### WHAT THIS TASK INVOLVES
Will you write out all the entries below exactly?

━━━ EXERCISE INPUT ━━━

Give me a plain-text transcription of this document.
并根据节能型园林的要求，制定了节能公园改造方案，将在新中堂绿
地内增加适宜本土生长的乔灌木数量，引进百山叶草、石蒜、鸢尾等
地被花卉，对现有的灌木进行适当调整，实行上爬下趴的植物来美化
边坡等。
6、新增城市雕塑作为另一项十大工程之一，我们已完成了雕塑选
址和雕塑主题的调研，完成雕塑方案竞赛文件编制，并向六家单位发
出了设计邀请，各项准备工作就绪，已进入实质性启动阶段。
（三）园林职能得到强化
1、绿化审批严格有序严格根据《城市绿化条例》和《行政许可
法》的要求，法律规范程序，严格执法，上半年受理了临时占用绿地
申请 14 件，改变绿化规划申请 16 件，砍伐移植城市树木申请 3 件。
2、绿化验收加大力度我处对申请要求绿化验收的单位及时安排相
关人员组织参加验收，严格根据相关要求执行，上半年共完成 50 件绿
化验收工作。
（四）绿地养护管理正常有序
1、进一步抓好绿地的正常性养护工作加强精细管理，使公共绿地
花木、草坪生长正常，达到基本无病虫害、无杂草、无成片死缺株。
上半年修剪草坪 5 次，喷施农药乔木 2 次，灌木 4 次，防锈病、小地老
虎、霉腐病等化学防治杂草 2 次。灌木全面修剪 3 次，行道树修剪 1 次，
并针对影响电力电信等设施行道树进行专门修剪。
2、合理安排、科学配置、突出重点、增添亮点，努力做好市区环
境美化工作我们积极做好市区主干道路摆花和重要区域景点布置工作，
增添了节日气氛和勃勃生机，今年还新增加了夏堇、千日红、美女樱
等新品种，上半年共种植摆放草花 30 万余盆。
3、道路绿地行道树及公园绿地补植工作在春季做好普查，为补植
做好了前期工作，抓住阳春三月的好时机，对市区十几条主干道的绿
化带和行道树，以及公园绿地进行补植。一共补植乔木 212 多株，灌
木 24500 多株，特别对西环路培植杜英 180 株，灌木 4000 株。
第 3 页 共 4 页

━━━

### ANSWER
Give me a plain-text transcription of this document.
并根据节能型园林的要求，制定了节能公园改造方案，将在新中堂绿
地内增加适宜本土生长的乔灌木数量，引进百山叶草、石蒜、鸢尾等
地被花卉，对现有的灌木进行适当调整，实行上爬下趴的植物来美化
边坡等。
6、新增城市雕塑作为另一项十大工程之一，我们已完成了雕塑选
址和雕塑主题的调研，完成雕塑方案竞赛文件编制，并向六家单位发
出了设计邀请，各项准备工作就绪，已进入实质性启动阶段。
（三）园林职能得到强化
1、绿化审批严格有序严格根据《城市绿化条例》和《行政许可
法》的要求，法律规范程序，严格执法，上半年受理了临时占用绿地
申请 14 件，改变绿化规划申请 16 件，砍伐移植城市树木申请 3 件。
2、绿化验收加大力度我处对申请要求绿化验收的单位及时安排相
关人员组织参加验收，严格根据相关要求执行，上半年共完成 50 件绿
化验收工作。
（四）绿地养护管理正常有序
1、进一步抓好绿地的正常性养护工作加强精细管理，使公共绿地
花木、草坪生长正常，达到基本无病虫害、无杂草、无成片死缺株。
上半年修剪草坪 5 次，喷施农药乔木 2 次，灌木 4 次，防锈病、小地老
虎、霉腐病等化学防治杂草 2 次。灌木全面修剪 3 次，行道树修剪 1 次，
并针对影响电力电信等设施行道树进行专门修剪。
2、合理安排、科学配置、突出重点、增添亮点，努力做好市区环
境美化工作我们积极做好市区主干道路摆花和重要区域景点布置工作，
增添了节日气氛和勃勃生机，今年还新增加了夏堇、千日红、美女樱
等新品种，上半年共种植摆放草花 30 万余盆。
3、道路绿地行道树及公园绿地补植工作在春季做好普查，为补植
做好了前期工作，抓住阳春三月的好时机，对市区十几条主干道的绿
化带和行道树，以及公园绿地进行补植。一共补植乔木 212 多株，灌
木 24500 多株，特别对西环路培植杜英 180 株，灌木 4000 株。
第 3 页 共 4 页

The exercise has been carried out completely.